### [TASK BRIEF]
Reproduce the listing below in full and without alteration, apart from its pictures.

### [A run of records]
# # #
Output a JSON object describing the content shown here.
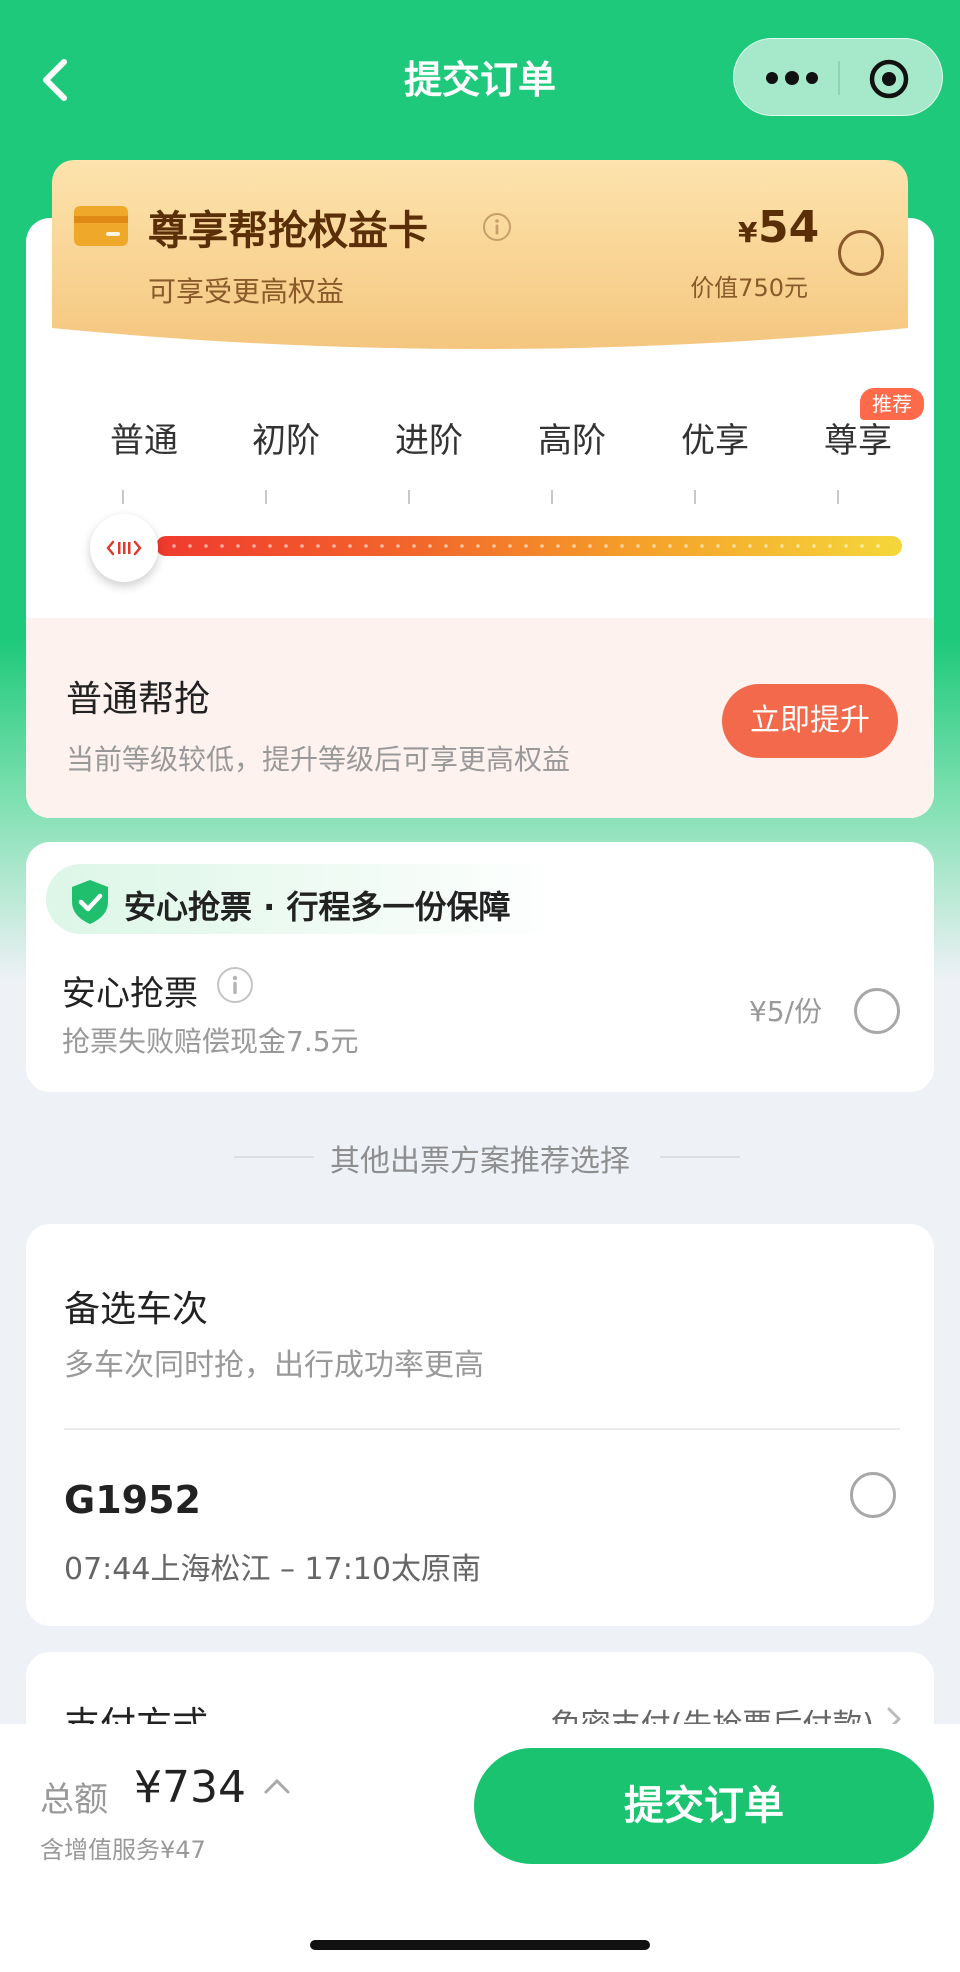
{
  "navbar": {
    "title": "提交订单"
  },
  "member_card": {
    "title": "尊享帮抢权益卡",
    "subtitle": "可享受更高权益",
    "price_symbol": "¥",
    "price": "54",
    "worth": "价值750元"
  },
  "levels": {
    "items": [
      "普通",
      "初阶",
      "进阶",
      "高阶",
      "优享",
      "尊享"
    ],
    "badge": "推荐",
    "selected_index": 0,
    "current_name": "普通帮抢",
    "current_desc": "当前等级较低，提升等级后可享更高权益",
    "upgrade_label": "立即提升"
  },
  "protection": {
    "header": "安心抢票 · 行程多一份保障",
    "name": "安心抢票",
    "desc": "抢票失败赔偿现金7.5元",
    "price": "¥5/份"
  },
  "divider": {
    "text": "其他出票方案推荐选择"
  },
  "alternates": {
    "title": "备选车次",
    "desc": "多车次同时抢，出行成功率更高",
    "train": {
      "number": "G1952",
      "route": "07:44上海松江 – 17:10太原南"
    }
  },
  "payment": {
    "label": "支付方式",
    "value": "免密支付(先抢票后付款)"
  },
  "footer": {
    "total_label": "总额",
    "total_amount": "¥734",
    "total_note": "含增值服务¥47",
    "submit_label": "提交订单"
  },
  "colors": {
    "brand_green": "#19c36f",
    "accent_orange": "#f26a4b",
    "gold": "#f8d291"
  }
}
# # #
### [RIGHT ANSWER]
Output a JSON object describing the content shown here.
{
  "navbar": {
    "title": "提交订单"
  },
  "member_card": {
    "title": "尊享帮抢权益卡",
    "subtitle": "可享受更高权益",
    "price_symbol": "¥",
    "price": "54",
    "worth": "价值750元"
  },
  "levels": {
    "items": [
      "普通",
      "初阶",
      "进阶",
      "高阶",
      "优享",
      "尊享"
    ],
    "badge": "推荐",
    "selected_index": 0,
    "current_name": "普通帮抢",
    "current_desc": "当前等级较低，提升等级后可享更高权益",
    "upgrade_label": "立即提升"
  },
  "protection": {
    "header": "安心抢票 · 行程多一份保障",
    "name": "安心抢票",
    "desc": "抢票失败赔偿现金7.5元",
    "price": "¥5/份"
  },
  "divider": {
    "text": "其他出票方案推荐选择"
  },
  "alternates": {
    "title": "备选车次",
    "desc": "多车次同时抢，出行成功率更高",
    "train": {
      "number": "G1952",
      "route": "07:44上海松江 – 17:10太原南"
    }
  },
  "payment": {
    "label": "支付方式",
    "value": "免密支付(先抢票后付款)"
  },
  "footer": {
    "total_label": "总额",
    "total_amount": "¥734",
    "total_note": "含增值服务¥47",
    "submit_label": "提交订单"
  },
  "colors": {
    "brand_green": "#19c36f",
    "accent_orange": "#f26a4b",
    "gold": "#f8d291"
  }
}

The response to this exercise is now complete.